• TASK TO COMPLETE
Pull out every line below holding the word "stratégie".
Start of RAW DATA
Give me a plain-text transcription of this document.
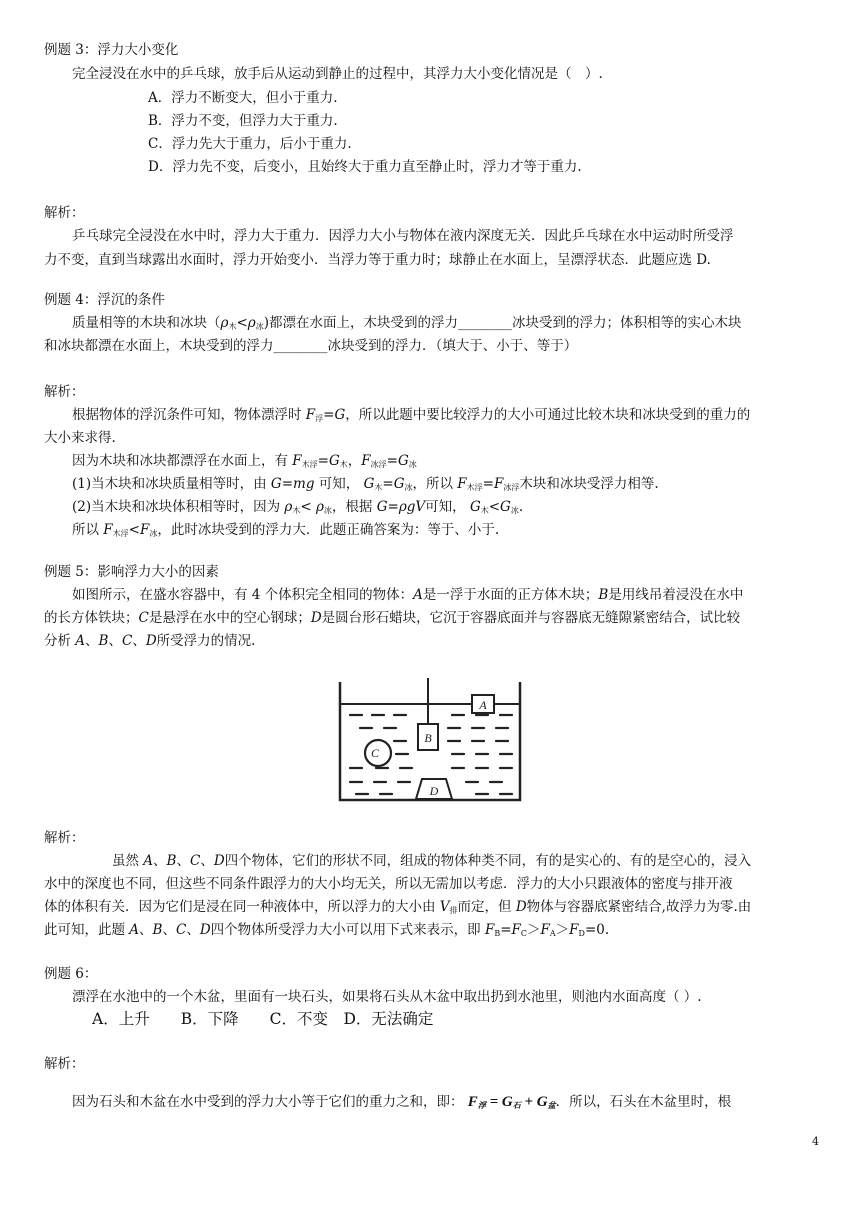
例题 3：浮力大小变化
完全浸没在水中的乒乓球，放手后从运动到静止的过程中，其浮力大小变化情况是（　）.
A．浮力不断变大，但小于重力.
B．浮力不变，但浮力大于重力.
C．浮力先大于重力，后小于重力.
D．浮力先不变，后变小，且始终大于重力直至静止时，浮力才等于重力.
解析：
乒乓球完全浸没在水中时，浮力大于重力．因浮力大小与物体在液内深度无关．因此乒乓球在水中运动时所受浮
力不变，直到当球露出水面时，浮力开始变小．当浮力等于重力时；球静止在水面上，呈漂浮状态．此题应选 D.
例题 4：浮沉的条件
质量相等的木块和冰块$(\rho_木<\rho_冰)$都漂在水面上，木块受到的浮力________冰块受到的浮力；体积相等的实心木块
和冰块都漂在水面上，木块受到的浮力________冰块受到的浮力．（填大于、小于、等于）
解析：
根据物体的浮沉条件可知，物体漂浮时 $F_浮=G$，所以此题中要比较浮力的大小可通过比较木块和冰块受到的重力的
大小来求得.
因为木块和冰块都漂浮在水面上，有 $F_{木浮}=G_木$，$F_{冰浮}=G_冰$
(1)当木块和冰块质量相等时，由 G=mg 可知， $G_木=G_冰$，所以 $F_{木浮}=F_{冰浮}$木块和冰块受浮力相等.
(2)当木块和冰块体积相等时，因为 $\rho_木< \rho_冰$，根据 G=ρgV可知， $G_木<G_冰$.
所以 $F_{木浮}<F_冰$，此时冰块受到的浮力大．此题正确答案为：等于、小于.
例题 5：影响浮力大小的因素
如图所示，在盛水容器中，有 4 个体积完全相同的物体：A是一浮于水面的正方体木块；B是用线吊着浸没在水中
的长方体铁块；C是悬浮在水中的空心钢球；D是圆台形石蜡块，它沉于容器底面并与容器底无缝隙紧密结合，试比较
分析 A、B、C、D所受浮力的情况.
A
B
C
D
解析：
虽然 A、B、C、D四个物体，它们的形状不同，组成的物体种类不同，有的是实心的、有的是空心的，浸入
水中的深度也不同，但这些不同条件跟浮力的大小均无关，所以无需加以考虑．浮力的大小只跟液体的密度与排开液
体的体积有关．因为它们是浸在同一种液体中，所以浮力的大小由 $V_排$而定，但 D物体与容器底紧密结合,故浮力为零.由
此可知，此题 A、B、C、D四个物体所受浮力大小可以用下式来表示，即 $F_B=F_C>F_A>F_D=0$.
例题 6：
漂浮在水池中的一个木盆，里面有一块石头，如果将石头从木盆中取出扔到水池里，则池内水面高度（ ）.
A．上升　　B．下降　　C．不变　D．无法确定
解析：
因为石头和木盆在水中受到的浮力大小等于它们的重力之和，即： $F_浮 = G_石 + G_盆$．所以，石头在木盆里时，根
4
End of RAW DATA
Start of RAW DATA
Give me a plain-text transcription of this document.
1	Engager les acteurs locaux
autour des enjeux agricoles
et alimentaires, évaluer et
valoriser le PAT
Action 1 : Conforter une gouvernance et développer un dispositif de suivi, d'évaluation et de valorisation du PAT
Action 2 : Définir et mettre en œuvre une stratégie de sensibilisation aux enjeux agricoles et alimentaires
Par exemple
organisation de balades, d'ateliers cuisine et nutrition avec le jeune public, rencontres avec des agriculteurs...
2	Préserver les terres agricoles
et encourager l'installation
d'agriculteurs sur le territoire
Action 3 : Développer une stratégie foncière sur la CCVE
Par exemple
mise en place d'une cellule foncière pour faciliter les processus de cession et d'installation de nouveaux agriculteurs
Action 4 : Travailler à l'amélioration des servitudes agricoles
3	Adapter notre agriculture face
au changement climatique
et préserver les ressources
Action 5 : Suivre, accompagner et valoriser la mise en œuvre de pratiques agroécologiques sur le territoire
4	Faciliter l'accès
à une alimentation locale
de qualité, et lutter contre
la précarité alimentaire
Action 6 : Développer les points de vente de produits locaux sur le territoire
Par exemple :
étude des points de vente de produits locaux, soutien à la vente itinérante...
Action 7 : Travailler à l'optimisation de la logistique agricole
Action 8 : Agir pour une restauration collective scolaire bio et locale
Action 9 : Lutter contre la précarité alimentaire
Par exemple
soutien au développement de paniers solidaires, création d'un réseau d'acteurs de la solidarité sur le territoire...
End of RAW DATA
• COMPLETED TASK
Action 2 : Définir et mettre en œuvre une stratégie de sensibilisation aux enjeux agricoles et alimentaires
Action 3 : Développer une stratégie foncière sur la CCVE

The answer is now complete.